(Collection entries)
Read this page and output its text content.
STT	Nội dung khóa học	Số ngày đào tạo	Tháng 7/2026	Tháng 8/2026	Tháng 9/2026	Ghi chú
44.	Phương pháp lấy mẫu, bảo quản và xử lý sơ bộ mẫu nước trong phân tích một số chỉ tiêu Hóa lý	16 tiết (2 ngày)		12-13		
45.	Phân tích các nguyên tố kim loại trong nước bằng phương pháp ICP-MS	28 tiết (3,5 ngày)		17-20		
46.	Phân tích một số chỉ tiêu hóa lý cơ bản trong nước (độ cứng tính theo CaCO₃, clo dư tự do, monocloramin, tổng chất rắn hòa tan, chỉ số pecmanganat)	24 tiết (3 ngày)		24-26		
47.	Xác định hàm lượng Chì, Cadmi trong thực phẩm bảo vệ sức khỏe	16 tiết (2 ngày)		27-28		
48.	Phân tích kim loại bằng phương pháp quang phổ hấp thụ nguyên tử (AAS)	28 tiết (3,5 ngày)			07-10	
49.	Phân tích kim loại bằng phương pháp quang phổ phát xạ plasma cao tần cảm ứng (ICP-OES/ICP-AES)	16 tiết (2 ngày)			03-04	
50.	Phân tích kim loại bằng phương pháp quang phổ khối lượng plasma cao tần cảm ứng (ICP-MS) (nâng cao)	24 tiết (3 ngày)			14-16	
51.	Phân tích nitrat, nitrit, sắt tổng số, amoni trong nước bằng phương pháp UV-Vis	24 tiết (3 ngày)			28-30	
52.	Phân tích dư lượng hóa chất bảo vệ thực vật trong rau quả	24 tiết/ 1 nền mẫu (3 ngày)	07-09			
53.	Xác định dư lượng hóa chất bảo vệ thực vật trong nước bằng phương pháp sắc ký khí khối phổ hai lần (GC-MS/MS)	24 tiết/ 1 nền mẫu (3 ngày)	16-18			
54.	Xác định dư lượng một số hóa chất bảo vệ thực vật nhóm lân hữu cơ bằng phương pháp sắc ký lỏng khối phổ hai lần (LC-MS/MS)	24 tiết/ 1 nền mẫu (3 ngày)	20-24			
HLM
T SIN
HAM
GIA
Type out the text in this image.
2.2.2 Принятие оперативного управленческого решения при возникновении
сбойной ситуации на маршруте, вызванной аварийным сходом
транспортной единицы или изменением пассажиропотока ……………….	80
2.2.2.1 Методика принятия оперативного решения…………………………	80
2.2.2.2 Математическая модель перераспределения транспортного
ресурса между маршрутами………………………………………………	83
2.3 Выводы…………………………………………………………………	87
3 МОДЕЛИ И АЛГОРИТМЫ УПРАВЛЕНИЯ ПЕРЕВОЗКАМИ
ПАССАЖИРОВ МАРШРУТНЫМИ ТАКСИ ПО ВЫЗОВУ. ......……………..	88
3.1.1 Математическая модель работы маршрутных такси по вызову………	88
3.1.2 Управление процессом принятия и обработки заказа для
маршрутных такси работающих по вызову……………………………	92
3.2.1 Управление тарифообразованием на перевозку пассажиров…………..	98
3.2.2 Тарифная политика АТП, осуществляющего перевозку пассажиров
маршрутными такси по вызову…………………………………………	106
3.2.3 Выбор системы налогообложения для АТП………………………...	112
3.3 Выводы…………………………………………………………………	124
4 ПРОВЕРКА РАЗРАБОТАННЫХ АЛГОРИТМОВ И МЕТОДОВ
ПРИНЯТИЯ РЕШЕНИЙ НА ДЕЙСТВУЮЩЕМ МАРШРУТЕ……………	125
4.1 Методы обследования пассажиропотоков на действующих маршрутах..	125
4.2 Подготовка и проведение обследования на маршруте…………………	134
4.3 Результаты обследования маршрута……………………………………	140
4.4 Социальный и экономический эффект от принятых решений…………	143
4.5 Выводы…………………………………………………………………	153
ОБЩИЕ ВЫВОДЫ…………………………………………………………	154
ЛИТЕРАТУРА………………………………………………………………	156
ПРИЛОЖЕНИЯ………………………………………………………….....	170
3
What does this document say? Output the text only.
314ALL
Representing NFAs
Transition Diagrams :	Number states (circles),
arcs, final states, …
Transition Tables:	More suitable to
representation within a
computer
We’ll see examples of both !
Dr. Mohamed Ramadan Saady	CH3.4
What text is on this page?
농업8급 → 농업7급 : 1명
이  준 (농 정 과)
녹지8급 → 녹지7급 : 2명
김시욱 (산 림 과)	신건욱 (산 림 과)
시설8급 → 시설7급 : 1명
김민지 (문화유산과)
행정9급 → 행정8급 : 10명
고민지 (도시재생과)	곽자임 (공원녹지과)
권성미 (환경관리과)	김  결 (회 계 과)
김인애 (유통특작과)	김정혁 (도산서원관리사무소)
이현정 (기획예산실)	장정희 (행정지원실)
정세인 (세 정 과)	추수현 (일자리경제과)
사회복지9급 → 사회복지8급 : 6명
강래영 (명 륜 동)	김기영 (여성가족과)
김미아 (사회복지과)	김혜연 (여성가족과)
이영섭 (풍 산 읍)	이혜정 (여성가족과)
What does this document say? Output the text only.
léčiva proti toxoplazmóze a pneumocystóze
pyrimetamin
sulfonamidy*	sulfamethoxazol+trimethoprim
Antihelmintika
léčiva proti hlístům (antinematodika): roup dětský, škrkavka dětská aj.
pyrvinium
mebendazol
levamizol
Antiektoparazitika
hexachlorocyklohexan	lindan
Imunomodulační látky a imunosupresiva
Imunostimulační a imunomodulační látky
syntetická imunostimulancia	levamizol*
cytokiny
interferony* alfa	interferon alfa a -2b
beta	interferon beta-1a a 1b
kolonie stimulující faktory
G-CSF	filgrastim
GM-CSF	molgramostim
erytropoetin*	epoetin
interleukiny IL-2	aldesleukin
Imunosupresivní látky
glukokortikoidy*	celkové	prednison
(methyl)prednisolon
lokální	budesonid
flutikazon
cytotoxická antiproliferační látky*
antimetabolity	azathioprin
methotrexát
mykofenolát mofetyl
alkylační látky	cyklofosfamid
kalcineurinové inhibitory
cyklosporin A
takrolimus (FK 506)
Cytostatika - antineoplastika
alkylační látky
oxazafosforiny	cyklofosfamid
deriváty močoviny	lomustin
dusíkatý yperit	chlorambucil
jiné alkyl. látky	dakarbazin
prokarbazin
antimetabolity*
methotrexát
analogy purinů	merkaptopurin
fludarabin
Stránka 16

▶ [The task]
What is the number of lines in the listing that include the word "модель"? Give that number and nothing else.

▶ [Full response]
2